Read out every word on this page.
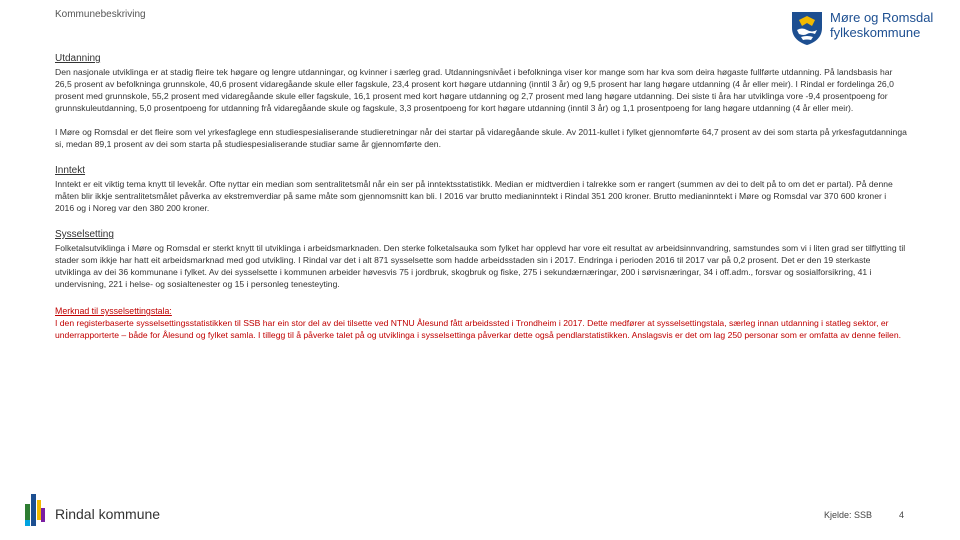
Kommunebeskriving	Møre og Romsdal
fylkeskommune
Utdanning

Den nasjonale utviklinga er at stadig fleire tek høgare og lengre utdanningar, og kvinner i særleg grad. Utdanningsnivået i befolkninga viser kor mange som har kva som deira høgaste fullførte utdanning. På landsbasis har 26,5 prosent av befolkninga grunnskole, 40,6 prosent vidaregåande skule eller fagskule, 23,4 prosent kort høgare utdanning (inntil 3 år) og 9,5 prosent har lang høgare utdanning (4 år eller meir). I Rindal er fordelinga 26,0 prosent med grunnskole, 55,2 prosent med vidaregåande skule eller fagskule, 16,1 prosent med kort høgare utdanning og 2,7 prosent med lang høgare utdanning. Dei siste ti åra har utviklinga vore -9,4 prosentpoeng for grunnskuleutdanning, 5,0 prosentpoeng for utdanning frå vidaregåande skule og fagskule, 3,3 prosentpoeng for kort høgare utdanning (inntil 3 år) og 1,1 prosentpoeng for lang høgare utdanning (4 år eller meir).

I Møre og Romsdal er det fleire som vel yrkesfaglege enn studiespesialiserande studieretningar når dei startar på vidaregåande skule. Av 2011-kullet i fylket gjennomførte 64,7 prosent av dei som starta på yrkesfagutdanninga si, medan 89,1 prosent av dei som starta på studiespesialiserande studiar same år gjennomførte den.

Inntekt

Inntekt er eit viktig tema knytt til levekår. Ofte nyttar ein median som sentralitetsmål når ein ser på inntektsstatistikk. Median er midtverdien i talrekke som er rangert (summen av dei to delt på to om det er partal). På denne måten blir ikkje sentralitetsmålet påverka av ekstremverdiar på same måte som gjennomsnitt kan bli. I 2016 var brutto medianinntekt i Rindal 351 200 kroner. Brutto medianinntekt i Møre og Romsdal var 370 600 kroner i 2016 og i Noreg var den 380 200 kroner.

Sysselsetting

Folketalsutviklinga i Møre og Romsdal er sterkt knytt til utviklinga i arbeidsmarknaden. Den sterke folketalsauka som fylket har opplevd har vore eit resultat av arbeidsinnvandring, samstundes som vi i liten grad ser tilflytting til stader som ikkje har hatt eit arbeidsmarknad med god utvikling. I Rindal var det i alt 871 sysselsette som hadde arbeidsstaden sin i 2017. Endringa i perioden 2016 til 2017 var på 0,2 prosent. Det er den 19 sterkaste utviklinga av dei 36 kommunane i fylket. Av dei sysselsette i kommunen arbeider høvesvis 75 i jordbruk, skogbruk og fiske, 275 i sekundærnæringar, 200 i sørvisnæringar, 34 i off.adm., forsvar og sosialforsikring, 41 i undervisning, 221 i helse- og sosialtenester og 15 i personleg tenesteyting.

Merknad til sysselsettingstala:

I den registerbaserte sysselsettingsstatistikken til SSB har ein stor del av dei tilsette ved NTNU Ålesund fått arbeidssted i Trondheim i 2017. Dette medfører at sysselsettingstala, særleg innan utdanning i statleg sektor, er underrapporterte – både for Ålesund og fylket samla. I tillegg til å påverke talet på og utviklinga i sysselsettinga påverkar dette også pendlarstatistikken. Anslagsvis er det om lag 250 personar som er omfatta av denne feilen.

Rindal kommune	Kjelde: SSB	4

**Exercise aim**. Quote every line word for word and keep the images out of the copy.

**The output**.
Read out every word on this page.
Kommunebeskriving	Møre og Romsdal
fylkeskommune
Utdanning

Den nasjonale utviklinga er at stadig fleire tek høgare og lengre utdanningar, og kvinner i særleg grad. Utdanningsnivået i befolkninga viser kor mange som har kva som deira høgaste fullførte utdanning. På landsbasis har 26,5 prosent av befolkninga grunnskole, 40,6 prosent vidaregåande skule eller fagskule, 23,4 prosent kort høgare utdanning (inntil 3 år) og 9,5 prosent har lang høgare utdanning (4 år eller meir). I Rindal er fordelinga 26,0 prosent med grunnskole, 55,2 prosent med vidaregåande skule eller fagskule, 16,1 prosent med kort høgare utdanning og 2,7 prosent med lang høgare utdanning. Dei siste ti åra har utviklinga vore -9,4 prosentpoeng for grunnskuleutdanning, 5,0 prosentpoeng for utdanning frå vidaregåande skule og fagskule, 3,3 prosentpoeng for kort høgare utdanning (inntil 3 år) og 1,1 prosentpoeng for lang høgare utdanning (4 år eller meir).

I Møre og Romsdal er det fleire som vel yrkesfaglege enn studiespesialiserande studieretningar når dei startar på vidaregåande skule. Av 2011-kullet i fylket gjennomførte 64,7 prosent av dei som starta på yrkesfagutdanninga si, medan 89,1 prosent av dei som starta på studiespesialiserande studiar same år gjennomførte den.

Inntekt

Inntekt er eit viktig tema knytt til levekår. Ofte nyttar ein median som sentralitetsmål når ein ser på inntektsstatistikk. Median er midtverdien i talrekke som er rangert (summen av dei to delt på to om det er partal). På denne måten blir ikkje sentralitetsmålet påverka av ekstremverdiar på same måte som gjennomsnitt kan bli. I 2016 var brutto medianinntekt i Rindal 351 200 kroner. Brutto medianinntekt i Møre og Romsdal var 370 600 kroner i 2016 og i Noreg var den 380 200 kroner.

Sysselsetting

Folketalsutviklinga i Møre og Romsdal er sterkt knytt til utviklinga i arbeidsmarknaden. Den sterke folketalsauka som fylket har opplevd har vore eit resultat av arbeidsinnvandring, samstundes som vi i liten grad ser tilflytting til stader som ikkje har hatt eit arbeidsmarknad med god utvikling. I Rindal var det i alt 871 sysselsette som hadde arbeidsstaden sin i 2017. Endringa i perioden 2016 til 2017 var på 0,2 prosent. Det er den 19 sterkaste utviklinga av dei 36 kommunane i fylket. Av dei sysselsette i kommunen arbeider høvesvis 75 i jordbruk, skogbruk og fiske, 275 i sekundærnæringar, 200 i sørvisnæringar, 34 i off.adm., forsvar og sosialforsikring, 41 i undervisning, 221 i helse- og sosialtenester og 15 i personleg tenesteyting.

Merknad til sysselsettingstala:

I den registerbaserte sysselsettingsstatistikken til SSB har ein stor del av dei tilsette ved NTNU Ålesund fått arbeidssted i Trondheim i 2017. Dette medfører at sysselsettingstala, særleg innan utdanning i statleg sektor, er underrapporterte – både for Ålesund og fylket samla. I tillegg til å påverke talet på og utviklinga i sysselsettinga påverkar dette også pendlarstatistikken. Anslagsvis er det om lag 250 personar som er omfatta av denne feilen.

Rindal kommune	Kjelde: SSB	4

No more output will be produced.